Print the records below word for word, but leave out the pictures.
_ _ _ _
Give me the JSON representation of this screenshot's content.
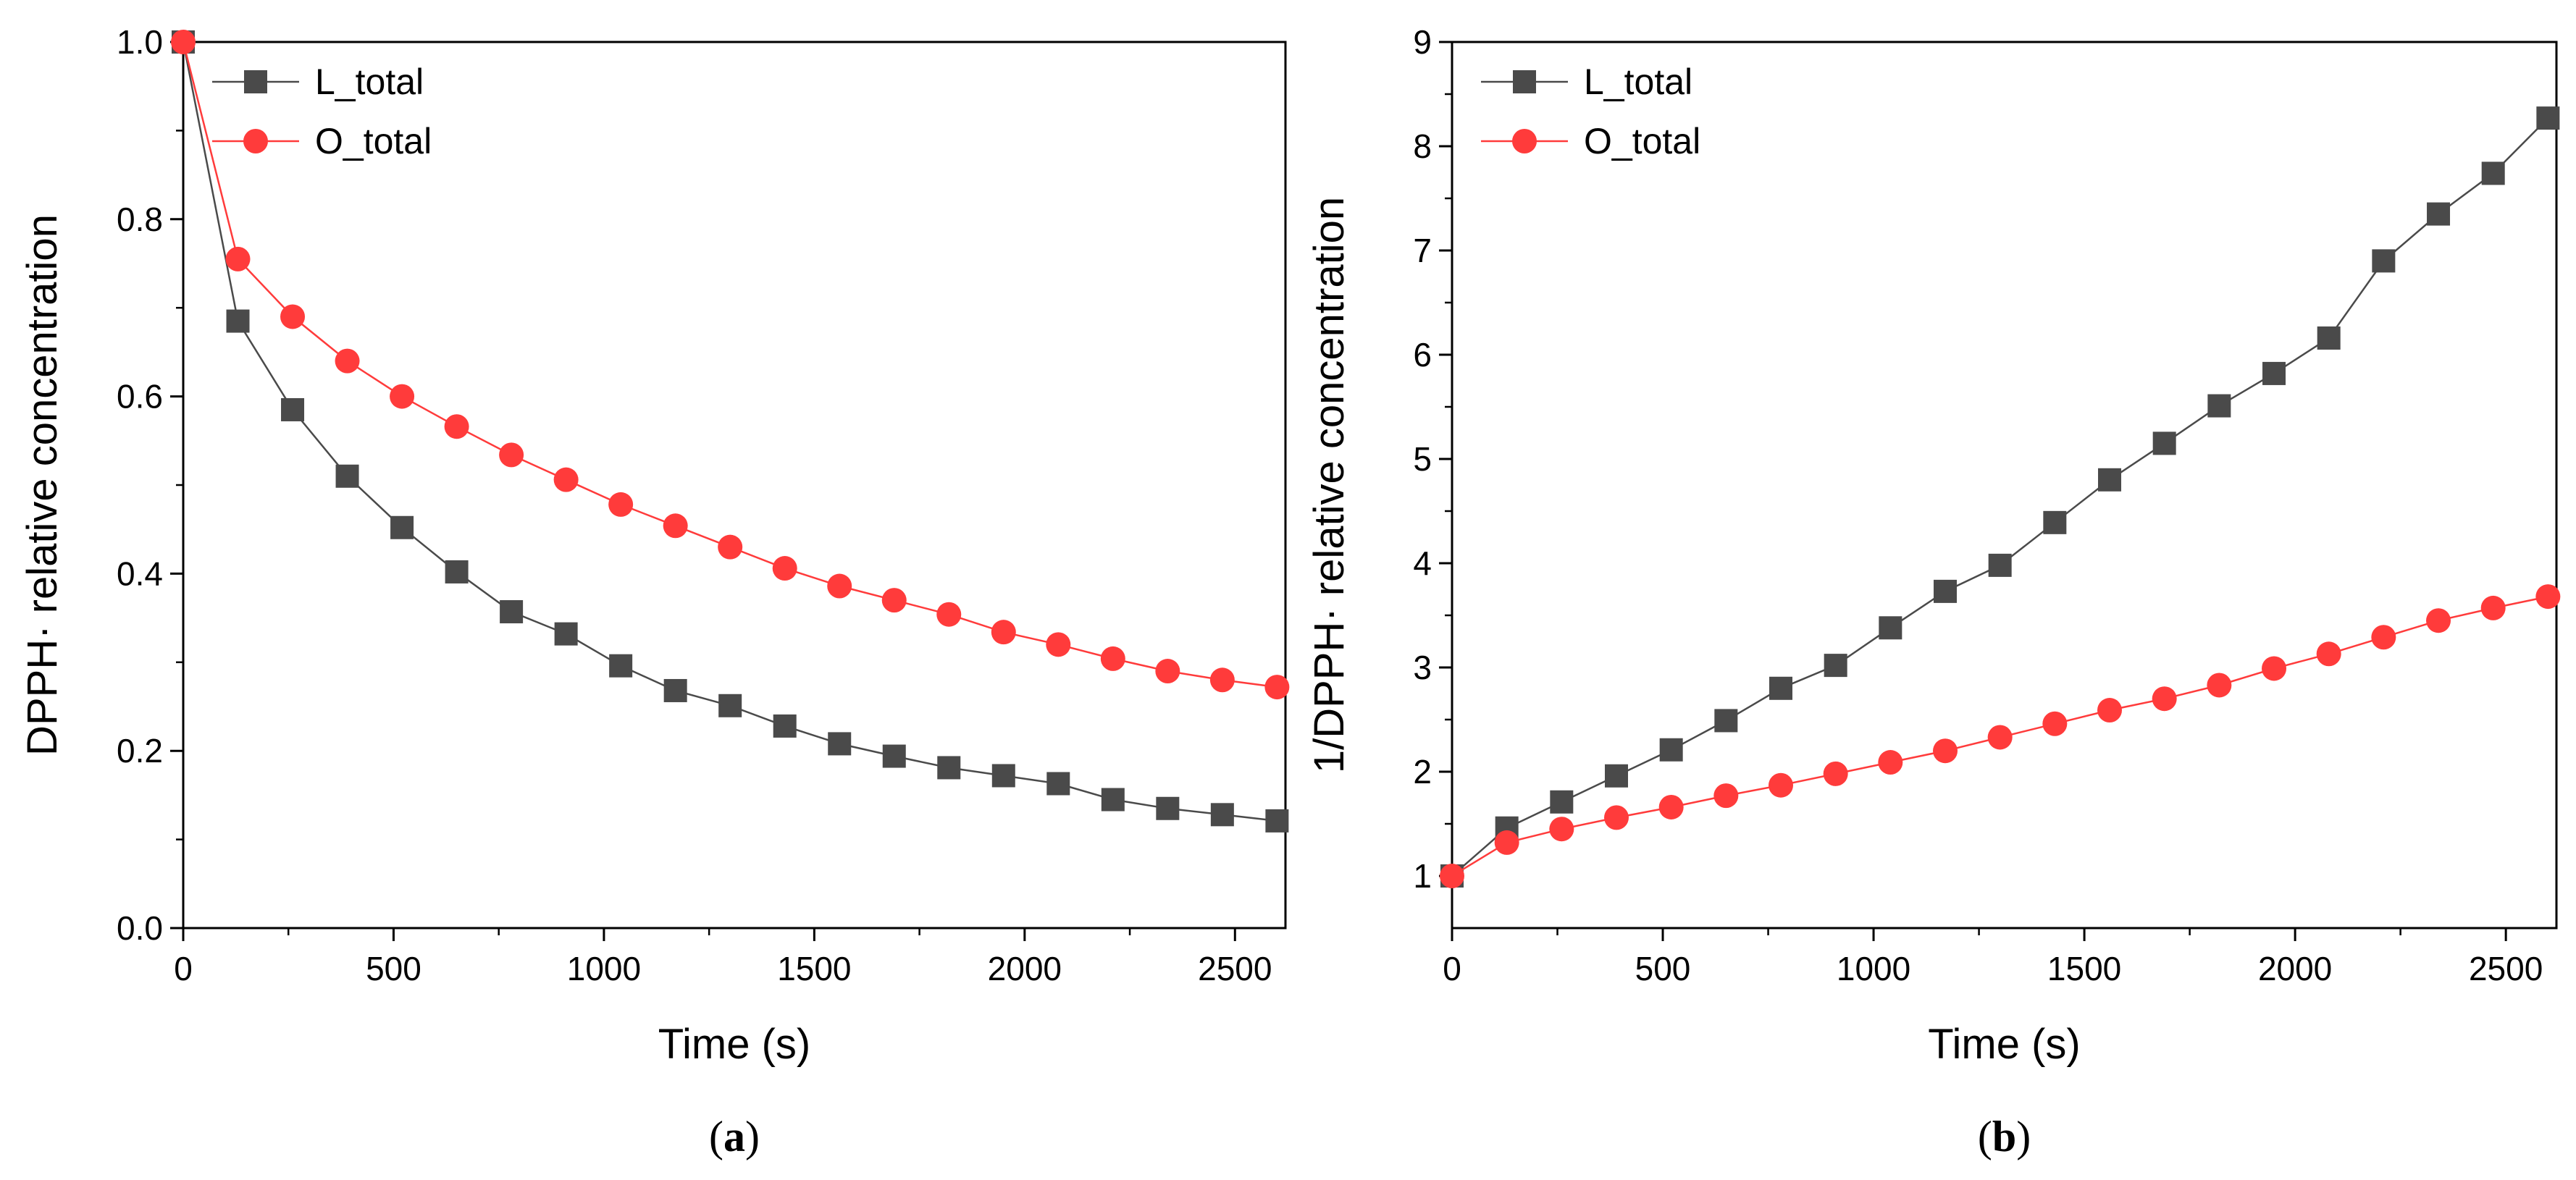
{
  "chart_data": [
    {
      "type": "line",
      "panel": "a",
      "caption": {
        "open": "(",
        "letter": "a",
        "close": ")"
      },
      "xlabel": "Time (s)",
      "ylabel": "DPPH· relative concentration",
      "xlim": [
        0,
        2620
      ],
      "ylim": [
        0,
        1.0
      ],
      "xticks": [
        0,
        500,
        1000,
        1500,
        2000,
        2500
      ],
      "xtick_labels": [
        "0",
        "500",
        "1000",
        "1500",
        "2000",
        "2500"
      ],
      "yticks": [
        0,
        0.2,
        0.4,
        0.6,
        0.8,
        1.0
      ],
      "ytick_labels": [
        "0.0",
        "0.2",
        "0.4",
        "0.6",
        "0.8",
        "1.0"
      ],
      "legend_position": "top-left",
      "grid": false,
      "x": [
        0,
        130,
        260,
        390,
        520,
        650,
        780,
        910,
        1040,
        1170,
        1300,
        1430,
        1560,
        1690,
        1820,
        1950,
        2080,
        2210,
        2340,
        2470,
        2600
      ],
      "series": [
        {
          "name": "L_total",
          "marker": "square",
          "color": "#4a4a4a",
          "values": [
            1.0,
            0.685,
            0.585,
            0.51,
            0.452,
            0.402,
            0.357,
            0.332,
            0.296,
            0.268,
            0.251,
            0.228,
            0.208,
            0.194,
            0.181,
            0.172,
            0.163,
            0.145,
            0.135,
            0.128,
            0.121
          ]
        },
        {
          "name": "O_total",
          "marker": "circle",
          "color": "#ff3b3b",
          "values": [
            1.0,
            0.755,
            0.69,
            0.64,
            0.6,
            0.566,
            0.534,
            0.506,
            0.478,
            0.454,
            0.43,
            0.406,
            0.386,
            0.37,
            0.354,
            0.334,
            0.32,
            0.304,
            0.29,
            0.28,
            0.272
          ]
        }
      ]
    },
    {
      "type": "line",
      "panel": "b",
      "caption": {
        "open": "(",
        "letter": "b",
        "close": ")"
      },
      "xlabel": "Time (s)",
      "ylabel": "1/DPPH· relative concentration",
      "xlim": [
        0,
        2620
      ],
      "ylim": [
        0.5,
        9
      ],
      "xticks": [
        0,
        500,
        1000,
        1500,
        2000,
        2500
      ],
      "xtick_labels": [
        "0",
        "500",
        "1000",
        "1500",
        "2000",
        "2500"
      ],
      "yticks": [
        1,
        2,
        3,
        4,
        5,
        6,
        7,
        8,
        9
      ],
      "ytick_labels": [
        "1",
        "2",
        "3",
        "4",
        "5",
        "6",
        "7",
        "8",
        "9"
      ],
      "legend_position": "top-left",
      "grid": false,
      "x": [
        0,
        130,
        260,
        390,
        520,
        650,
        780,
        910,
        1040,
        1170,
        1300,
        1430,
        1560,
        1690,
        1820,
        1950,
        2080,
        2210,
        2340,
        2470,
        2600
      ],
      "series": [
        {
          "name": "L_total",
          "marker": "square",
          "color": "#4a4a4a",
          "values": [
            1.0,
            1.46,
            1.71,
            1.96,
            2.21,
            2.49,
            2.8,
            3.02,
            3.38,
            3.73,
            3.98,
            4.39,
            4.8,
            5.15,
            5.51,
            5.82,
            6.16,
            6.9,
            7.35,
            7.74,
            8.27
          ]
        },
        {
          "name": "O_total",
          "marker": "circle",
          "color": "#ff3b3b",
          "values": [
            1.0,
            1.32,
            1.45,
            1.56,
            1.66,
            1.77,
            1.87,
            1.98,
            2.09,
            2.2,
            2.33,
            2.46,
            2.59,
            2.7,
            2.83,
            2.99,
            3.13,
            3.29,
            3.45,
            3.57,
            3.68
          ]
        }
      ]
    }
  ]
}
_ _ _ _
IN RESPONSE
Give me the JSON representation of this screenshot's content.
{
  "chart_data": [
    {
      "type": "line",
      "panel": "a",
      "caption": {
        "open": "(",
        "letter": "a",
        "close": ")"
      },
      "xlabel": "Time (s)",
      "ylabel": "DPPH· relative concentration",
      "xlim": [
        0,
        2620
      ],
      "ylim": [
        0,
        1.0
      ],
      "xticks": [
        0,
        500,
        1000,
        1500,
        2000,
        2500
      ],
      "xtick_labels": [
        "0",
        "500",
        "1000",
        "1500",
        "2000",
        "2500"
      ],
      "yticks": [
        0,
        0.2,
        0.4,
        0.6,
        0.8,
        1.0
      ],
      "ytick_labels": [
        "0.0",
        "0.2",
        "0.4",
        "0.6",
        "0.8",
        "1.0"
      ],
      "legend_position": "top-left",
      "grid": false,
      "x": [
        0,
        130,
        260,
        390,
        520,
        650,
        780,
        910,
        1040,
        1170,
        1300,
        1430,
        1560,
        1690,
        1820,
        1950,
        2080,
        2210,
        2340,
        2470,
        2600
      ],
      "series": [
        {
          "name": "L_total",
          "marker": "square",
          "color": "#4a4a4a",
          "values": [
            1.0,
            0.685,
            0.585,
            0.51,
            0.452,
            0.402,
            0.357,
            0.332,
            0.296,
            0.268,
            0.251,
            0.228,
            0.208,
            0.194,
            0.181,
            0.172,
            0.163,
            0.145,
            0.135,
            0.128,
            0.121
          ]
        },
        {
          "name": "O_total",
          "marker": "circle",
          "color": "#ff3b3b",
          "values": [
            1.0,
            0.755,
            0.69,
            0.64,
            0.6,
            0.566,
            0.534,
            0.506,
            0.478,
            0.454,
            0.43,
            0.406,
            0.386,
            0.37,
            0.354,
            0.334,
            0.32,
            0.304,
            0.29,
            0.28,
            0.272
          ]
        }
      ]
    },
    {
      "type": "line",
      "panel": "b",
      "caption": {
        "open": "(",
        "letter": "b",
        "close": ")"
      },
      "xlabel": "Time (s)",
      "ylabel": "1/DPPH· relative concentration",
      "xlim": [
        0,
        2620
      ],
      "ylim": [
        0.5,
        9
      ],
      "xticks": [
        0,
        500,
        1000,
        1500,
        2000,
        2500
      ],
      "xtick_labels": [
        "0",
        "500",
        "1000",
        "1500",
        "2000",
        "2500"
      ],
      "yticks": [
        1,
        2,
        3,
        4,
        5,
        6,
        7,
        8,
        9
      ],
      "ytick_labels": [
        "1",
        "2",
        "3",
        "4",
        "5",
        "6",
        "7",
        "8",
        "9"
      ],
      "legend_position": "top-left",
      "grid": false,
      "x": [
        0,
        130,
        260,
        390,
        520,
        650,
        780,
        910,
        1040,
        1170,
        1300,
        1430,
        1560,
        1690,
        1820,
        1950,
        2080,
        2210,
        2340,
        2470,
        2600
      ],
      "series": [
        {
          "name": "L_total",
          "marker": "square",
          "color": "#4a4a4a",
          "values": [
            1.0,
            1.46,
            1.71,
            1.96,
            2.21,
            2.49,
            2.8,
            3.02,
            3.38,
            3.73,
            3.98,
            4.39,
            4.8,
            5.15,
            5.51,
            5.82,
            6.16,
            6.9,
            7.35,
            7.74,
            8.27
          ]
        },
        {
          "name": "O_total",
          "marker": "circle",
          "color": "#ff3b3b",
          "values": [
            1.0,
            1.32,
            1.45,
            1.56,
            1.66,
            1.77,
            1.87,
            1.98,
            2.09,
            2.2,
            2.33,
            2.46,
            2.59,
            2.7,
            2.83,
            2.99,
            3.13,
            3.29,
            3.45,
            3.57,
            3.68
          ]
        }
      ]
    }
  ]
}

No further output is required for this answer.